===== Provided entries =====
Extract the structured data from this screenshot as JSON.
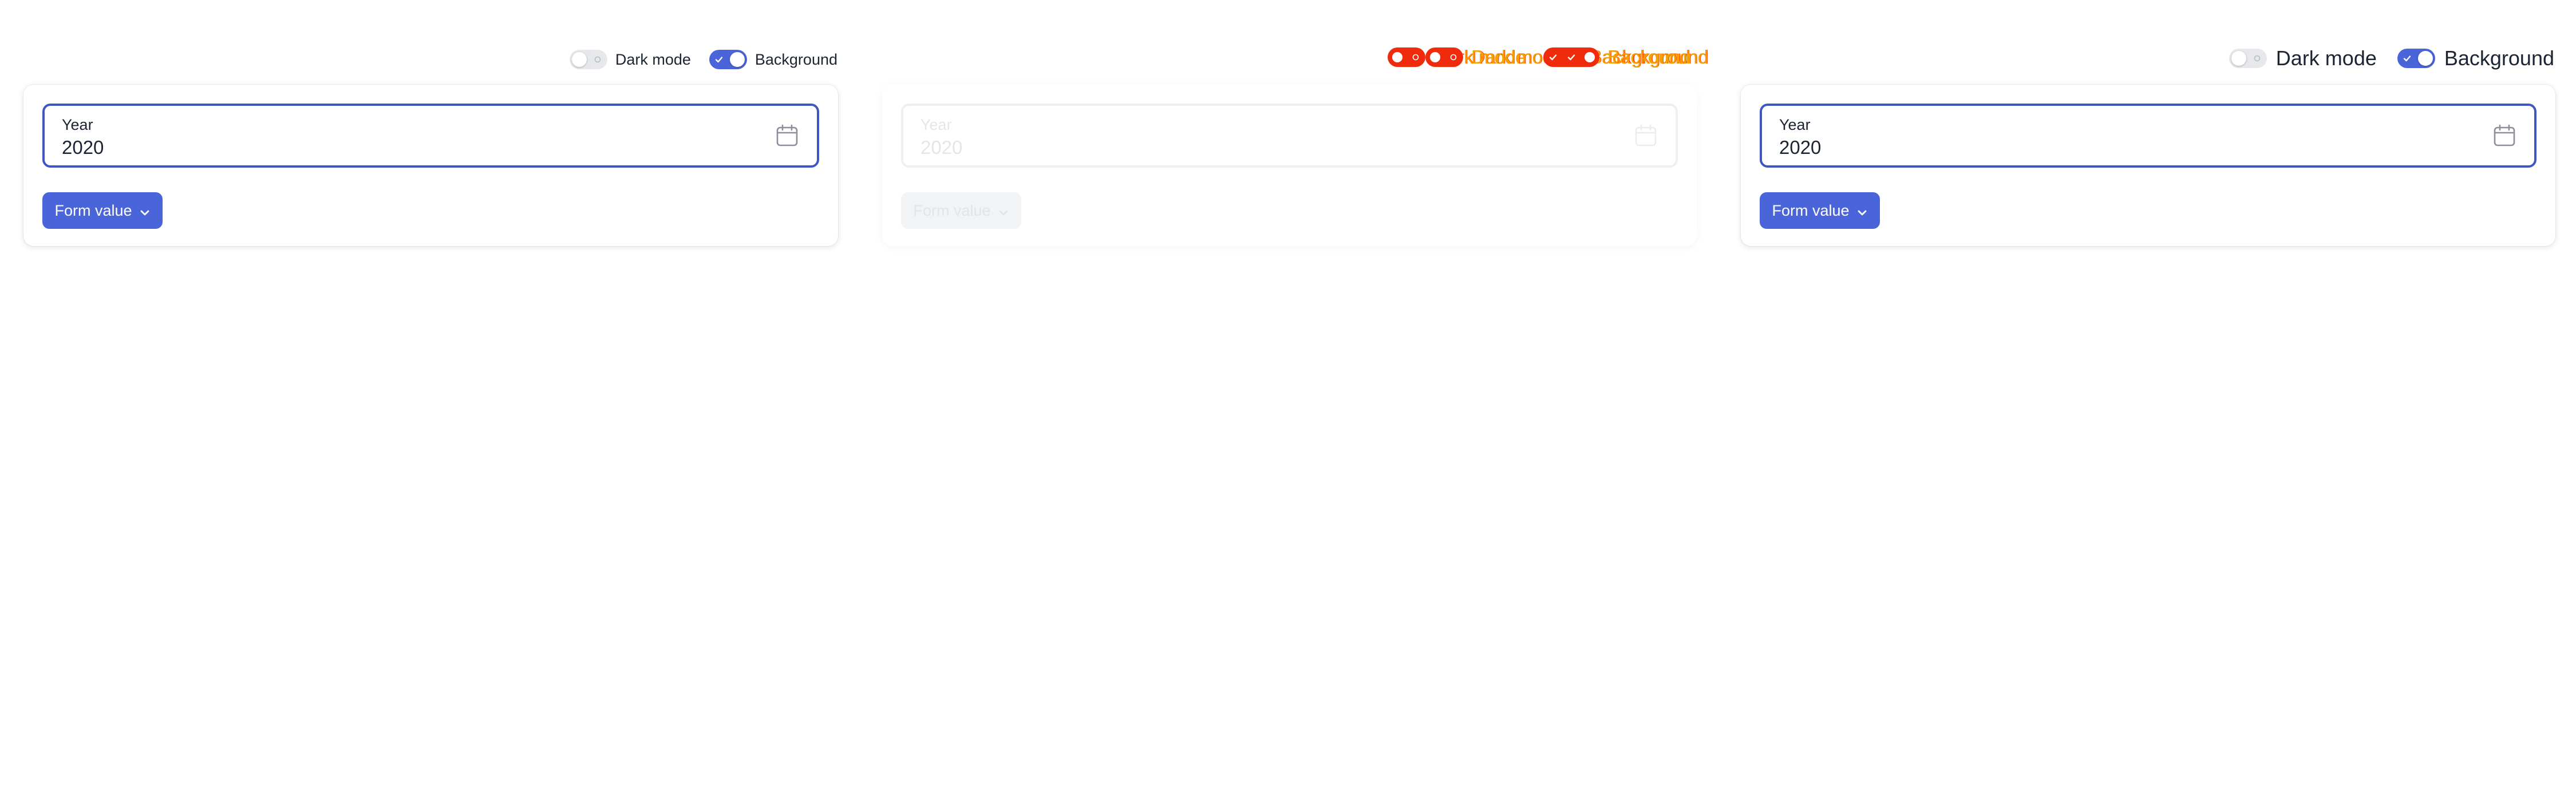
{
  "toggles": {
    "dark_mode_label": "Dark mode",
    "background_label": "Background",
    "dark_mode_on": false,
    "background_on": true
  },
  "field": {
    "label": "Year",
    "value": "2020"
  },
  "form_button": {
    "label": "Form value"
  },
  "icons": {
    "calendar": "calendar-icon",
    "chevron": "chevron-down-icon",
    "check": "check-icon"
  },
  "colors": {
    "accent": "#4a64d9",
    "focus_border": "#3e55c4",
    "switch_off": "#e6e8ec",
    "debug_red": "#f02a0c",
    "debug_orange": "#f7a100",
    "text": "#1c2333"
  }
}
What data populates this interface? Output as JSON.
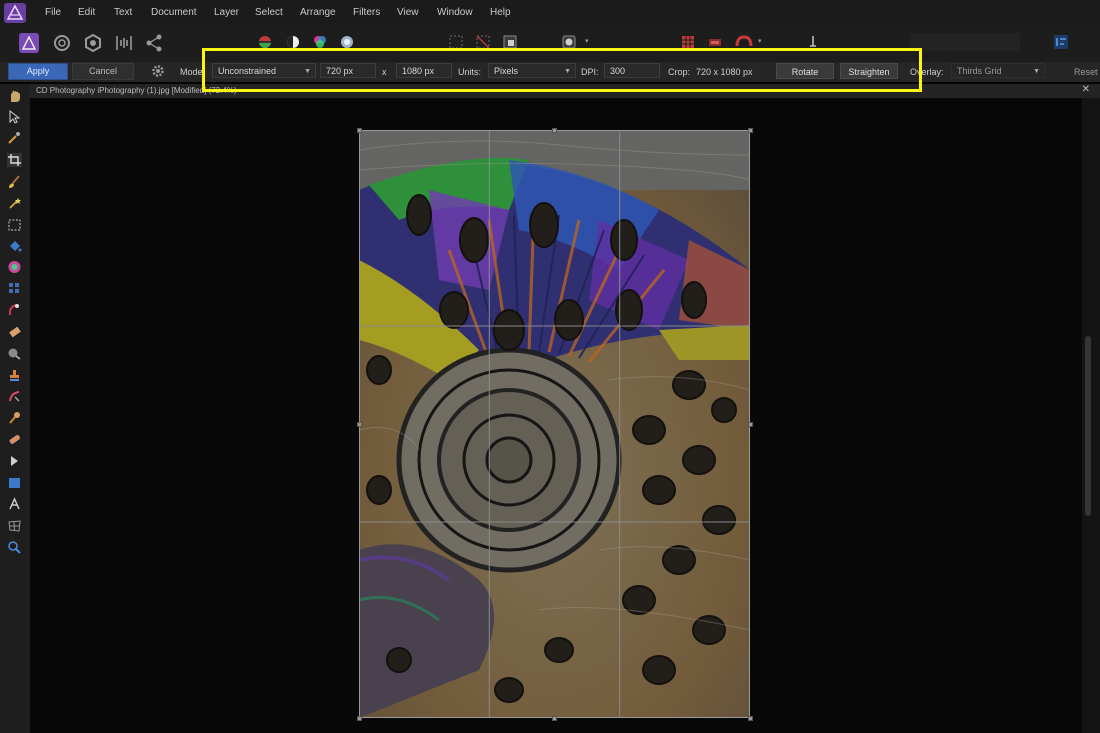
{
  "menu": [
    "File",
    "Edit",
    "Text",
    "Document",
    "Layer",
    "Select",
    "Arrange",
    "Filters",
    "View",
    "Window",
    "Help"
  ],
  "context_bar": {
    "apply": "Apply",
    "cancel": "Cancel",
    "mode_label": "Mode:",
    "mode_value": "Unconstrained",
    "width": "720 px",
    "times": "x",
    "height": "1080 px",
    "units_label": "Units:",
    "units_value": "Pixels",
    "dpi_label": "DPI:",
    "dpi_value": "300",
    "crop_label": "Crop:",
    "crop_value": "720 x 1080 px",
    "rotate": "Rotate",
    "straighten": "Straighten",
    "overlay_label": "Overlay:",
    "overlay_value": "Thirds Grid",
    "reset": "Reset"
  },
  "document_tab": {
    "title": "CD Photography iPhotography (1).jpg [Modified] (72.4%)"
  },
  "icons": {
    "personas": [
      "photo-persona-icon",
      "liquify-persona-icon",
      "develop-persona-icon",
      "tone-mapping-persona-icon",
      "export-persona-icon"
    ],
    "tools": [
      "view-tool-icon",
      "move-tool-icon",
      "color-picker-icon",
      "crop-tool-icon",
      "paint-brush-icon",
      "flood-select-icon",
      "marquee-icon",
      "fill-icon",
      "gradient-icon",
      "dodge-icon",
      "red-eye-icon",
      "erase-icon",
      "blur-icon",
      "clone-icon",
      "healing-icon",
      "smudge-icon",
      "patch-icon",
      "pen-tool-icon",
      "shape-tool-icon",
      "text-tool-icon",
      "mesh-warp-icon",
      "zoom-tool-icon"
    ]
  },
  "colors": {
    "accent_apply": "#3b67b8",
    "highlight": "#f7f711"
  }
}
=====
Reproduce the entries above without change, omitting all pictures.

Exercise output:
Extract the structured data from this screenshot as JSON.
{
  "toggles": {
    "dark_mode_label": "Dark mode",
    "background_label": "Background",
    "dark_mode_on": false,
    "background_on": true
  },
  "field": {
    "label": "Year",
    "value": "2020"
  },
  "form_button": {
    "label": "Form value"
  },
  "icons": {
    "calendar": "calendar-icon",
    "chevron": "chevron-down-icon",
    "check": "check-icon"
  },
  "colors": {
    "accent": "#4a64d9",
    "focus_border": "#3e55c4",
    "switch_off": "#e6e8ec",
    "debug_red": "#f02a0c",
    "debug_orange": "#f7a100",
    "text": "#1c2333"
  }
}
What data populates this interface? Output as JSON.
{
  "menu": [
    "File",
    "Edit",
    "Text",
    "Document",
    "Layer",
    "Select",
    "Arrange",
    "Filters",
    "View",
    "Window",
    "Help"
  ],
  "context_bar": {
    "apply": "Apply",
    "cancel": "Cancel",
    "mode_label": "Mode:",
    "mode_value": "Unconstrained",
    "width": "720 px",
    "times": "x",
    "height": "1080 px",
    "units_label": "Units:",
    "units_value": "Pixels",
    "dpi_label": "DPI:",
    "dpi_value": "300",
    "crop_label": "Crop:",
    "crop_value": "720 x 1080 px",
    "rotate": "Rotate",
    "straighten": "Straighten",
    "overlay_label": "Overlay:",
    "overlay_value": "Thirds Grid",
    "reset": "Reset"
  },
  "document_tab": {
    "title": "CD Photography iPhotography (1).jpg [Modified] (72.4%)"
  },
  "icons": {
    "personas": [
      "photo-persona-icon",
      "liquify-persona-icon",
      "develop-persona-icon",
      "tone-mapping-persona-icon",
      "export-persona-icon"
    ],
    "tools": [
      "view-tool-icon",
      "move-tool-icon",
      "color-picker-icon",
      "crop-tool-icon",
      "paint-brush-icon",
      "flood-select-icon",
      "marquee-icon",
      "fill-icon",
      "gradient-icon",
      "dodge-icon",
      "red-eye-icon",
      "erase-icon",
      "blur-icon",
      "clone-icon",
      "healing-icon",
      "smudge-icon",
      "patch-icon",
      "pen-tool-icon",
      "shape-tool-icon",
      "text-tool-icon",
      "mesh-warp-icon",
      "zoom-tool-icon"
    ]
  },
  "colors": {
    "accent_apply": "#3b67b8",
    "highlight": "#f7f711"
  }
}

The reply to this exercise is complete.